— START OF RECORDS FOR THE TASK —

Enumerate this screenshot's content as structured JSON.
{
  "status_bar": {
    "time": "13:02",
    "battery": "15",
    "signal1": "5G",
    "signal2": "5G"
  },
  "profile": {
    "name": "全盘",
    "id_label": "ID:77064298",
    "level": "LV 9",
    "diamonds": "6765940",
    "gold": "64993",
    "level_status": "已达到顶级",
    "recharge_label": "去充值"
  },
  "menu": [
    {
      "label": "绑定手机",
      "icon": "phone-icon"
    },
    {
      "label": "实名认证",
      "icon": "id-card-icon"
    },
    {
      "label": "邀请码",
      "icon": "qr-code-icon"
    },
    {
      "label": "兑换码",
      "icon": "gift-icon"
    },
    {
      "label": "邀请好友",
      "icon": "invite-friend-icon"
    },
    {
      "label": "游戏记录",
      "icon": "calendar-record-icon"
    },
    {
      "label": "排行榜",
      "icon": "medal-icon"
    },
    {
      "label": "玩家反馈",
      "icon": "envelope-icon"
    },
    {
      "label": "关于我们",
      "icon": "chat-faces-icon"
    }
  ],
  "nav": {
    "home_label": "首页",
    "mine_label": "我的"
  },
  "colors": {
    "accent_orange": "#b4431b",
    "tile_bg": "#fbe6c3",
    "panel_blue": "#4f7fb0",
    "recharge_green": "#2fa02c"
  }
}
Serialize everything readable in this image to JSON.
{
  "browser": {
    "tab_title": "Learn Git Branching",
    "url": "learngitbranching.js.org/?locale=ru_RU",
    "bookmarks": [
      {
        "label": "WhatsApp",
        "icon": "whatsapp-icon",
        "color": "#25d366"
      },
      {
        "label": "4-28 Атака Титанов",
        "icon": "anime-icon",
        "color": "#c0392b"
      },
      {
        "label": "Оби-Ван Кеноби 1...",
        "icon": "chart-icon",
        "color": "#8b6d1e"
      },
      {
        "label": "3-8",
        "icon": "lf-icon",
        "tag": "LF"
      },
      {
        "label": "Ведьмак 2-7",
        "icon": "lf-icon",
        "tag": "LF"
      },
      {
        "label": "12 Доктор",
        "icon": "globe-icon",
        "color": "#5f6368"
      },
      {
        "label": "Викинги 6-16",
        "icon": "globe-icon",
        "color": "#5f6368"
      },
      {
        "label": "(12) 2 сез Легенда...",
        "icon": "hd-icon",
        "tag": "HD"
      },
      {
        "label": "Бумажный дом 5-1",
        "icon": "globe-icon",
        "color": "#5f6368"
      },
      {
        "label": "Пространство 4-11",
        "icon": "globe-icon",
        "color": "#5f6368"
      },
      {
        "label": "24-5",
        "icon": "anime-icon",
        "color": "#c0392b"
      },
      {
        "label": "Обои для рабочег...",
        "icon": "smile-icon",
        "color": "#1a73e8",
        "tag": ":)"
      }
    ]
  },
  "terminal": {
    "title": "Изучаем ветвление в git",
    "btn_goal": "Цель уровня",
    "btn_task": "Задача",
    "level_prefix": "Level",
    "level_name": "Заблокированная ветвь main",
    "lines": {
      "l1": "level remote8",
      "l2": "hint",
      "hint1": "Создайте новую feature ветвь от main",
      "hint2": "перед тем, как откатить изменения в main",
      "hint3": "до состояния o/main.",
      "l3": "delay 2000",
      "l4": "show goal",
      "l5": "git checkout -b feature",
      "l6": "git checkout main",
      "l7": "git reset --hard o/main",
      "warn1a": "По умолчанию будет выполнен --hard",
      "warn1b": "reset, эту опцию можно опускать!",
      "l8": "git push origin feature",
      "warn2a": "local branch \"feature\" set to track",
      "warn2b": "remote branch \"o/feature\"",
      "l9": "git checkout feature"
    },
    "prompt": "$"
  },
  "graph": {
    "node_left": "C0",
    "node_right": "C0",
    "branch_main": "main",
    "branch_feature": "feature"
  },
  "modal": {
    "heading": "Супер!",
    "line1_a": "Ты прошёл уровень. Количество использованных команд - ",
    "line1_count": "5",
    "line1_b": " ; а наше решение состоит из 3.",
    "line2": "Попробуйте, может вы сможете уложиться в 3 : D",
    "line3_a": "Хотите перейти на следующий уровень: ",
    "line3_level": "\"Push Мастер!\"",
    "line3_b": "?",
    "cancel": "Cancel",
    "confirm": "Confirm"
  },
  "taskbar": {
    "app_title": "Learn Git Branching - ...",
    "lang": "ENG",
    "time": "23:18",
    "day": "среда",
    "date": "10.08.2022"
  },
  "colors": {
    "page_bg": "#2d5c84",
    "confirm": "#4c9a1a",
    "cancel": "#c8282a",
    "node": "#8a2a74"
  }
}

— END OF RECORDS FOR THE TASK —

WHAT IS BEING ASKED:
Copy every line in the listing above where the string "feature" turns up.

WRITTEN SOLUTION:
      "hint1": "Создайте новую feature ветвь от main",
      "l5": "git checkout -b feature",
      "l8": "git push origin feature",
      "warn2a": "local branch \"feature\" set to track",
      "warn2b": "remote branch \"o/feature\"",
      "l9": "git checkout feature"
    "branch_feature": "feature"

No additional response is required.